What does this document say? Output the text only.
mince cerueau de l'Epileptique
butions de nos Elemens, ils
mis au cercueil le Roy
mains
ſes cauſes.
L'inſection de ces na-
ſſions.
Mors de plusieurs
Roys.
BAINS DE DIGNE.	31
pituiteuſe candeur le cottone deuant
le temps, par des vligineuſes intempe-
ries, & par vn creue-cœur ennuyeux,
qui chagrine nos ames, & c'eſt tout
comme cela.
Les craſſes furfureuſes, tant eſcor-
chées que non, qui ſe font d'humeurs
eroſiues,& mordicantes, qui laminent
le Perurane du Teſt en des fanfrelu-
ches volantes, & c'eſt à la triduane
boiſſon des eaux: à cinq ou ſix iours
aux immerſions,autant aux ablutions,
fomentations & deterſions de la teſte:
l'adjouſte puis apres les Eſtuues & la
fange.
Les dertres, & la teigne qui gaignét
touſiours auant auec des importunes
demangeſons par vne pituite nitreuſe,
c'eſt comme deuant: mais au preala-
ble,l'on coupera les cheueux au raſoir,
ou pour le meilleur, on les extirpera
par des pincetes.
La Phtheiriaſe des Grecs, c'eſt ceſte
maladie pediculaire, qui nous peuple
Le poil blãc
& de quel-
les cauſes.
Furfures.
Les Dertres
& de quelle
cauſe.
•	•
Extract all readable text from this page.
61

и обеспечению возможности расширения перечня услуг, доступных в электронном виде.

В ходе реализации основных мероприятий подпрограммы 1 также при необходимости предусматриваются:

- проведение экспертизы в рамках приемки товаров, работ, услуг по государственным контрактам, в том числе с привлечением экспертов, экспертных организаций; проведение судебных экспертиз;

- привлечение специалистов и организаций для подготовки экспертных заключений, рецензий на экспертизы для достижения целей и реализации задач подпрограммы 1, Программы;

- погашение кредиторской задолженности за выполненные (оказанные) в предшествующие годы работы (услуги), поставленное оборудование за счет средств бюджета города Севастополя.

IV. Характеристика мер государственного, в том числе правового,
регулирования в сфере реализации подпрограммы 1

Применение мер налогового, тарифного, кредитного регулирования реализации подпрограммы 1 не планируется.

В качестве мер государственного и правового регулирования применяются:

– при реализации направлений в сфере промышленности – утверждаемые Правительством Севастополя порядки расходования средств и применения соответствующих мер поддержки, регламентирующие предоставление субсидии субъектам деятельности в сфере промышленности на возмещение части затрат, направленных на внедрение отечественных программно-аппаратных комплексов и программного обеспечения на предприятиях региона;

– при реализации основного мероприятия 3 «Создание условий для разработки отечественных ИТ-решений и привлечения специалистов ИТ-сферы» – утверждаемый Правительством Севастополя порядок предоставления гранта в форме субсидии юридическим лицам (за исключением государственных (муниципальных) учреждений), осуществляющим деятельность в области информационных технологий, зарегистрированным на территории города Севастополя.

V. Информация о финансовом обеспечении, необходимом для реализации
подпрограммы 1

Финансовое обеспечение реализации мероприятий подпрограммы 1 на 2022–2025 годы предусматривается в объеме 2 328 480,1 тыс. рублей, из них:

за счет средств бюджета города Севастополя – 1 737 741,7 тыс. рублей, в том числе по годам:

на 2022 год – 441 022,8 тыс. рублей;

_ _ _ _ _ _ _

Pull out every line containing "Севастополя".

(Answer to the task)
- погашение кредиторской задолженности за выполненные (оказанные) в предшествующие годы работы (услуги), поставленное оборудование за счет средств бюджета города Севастополя.
– при реализации направлений в сфере промышленности – утверждаемые Правительством Севастополя порядки расходования средств и применения соответствующих мер поддержки, регламентирующие предоставление субсидии субъектам деятельности в сфере промышленности на возмещение части затрат, направленных на внедрение отечественных программно-аппаратных комплексов и программного обеспечения на предприятиях региона;
– при реализации основного мероприятия 3 «Создание условий для разработки отечественных ИТ-решений и привлечения специалистов ИТ-сферы» – утверждаемый Правительством Севастополя порядок предоставления гранта в форме субсидии юридическим лицам (за исключением государственных (муниципальных) учреждений), осуществляющим деятельность в области информационных технологий, зарегистрированным на территории города Севастополя.
за счет средств бюджета города Севастополя – 1 737 741,7 тыс. рублей, в том числе по годам:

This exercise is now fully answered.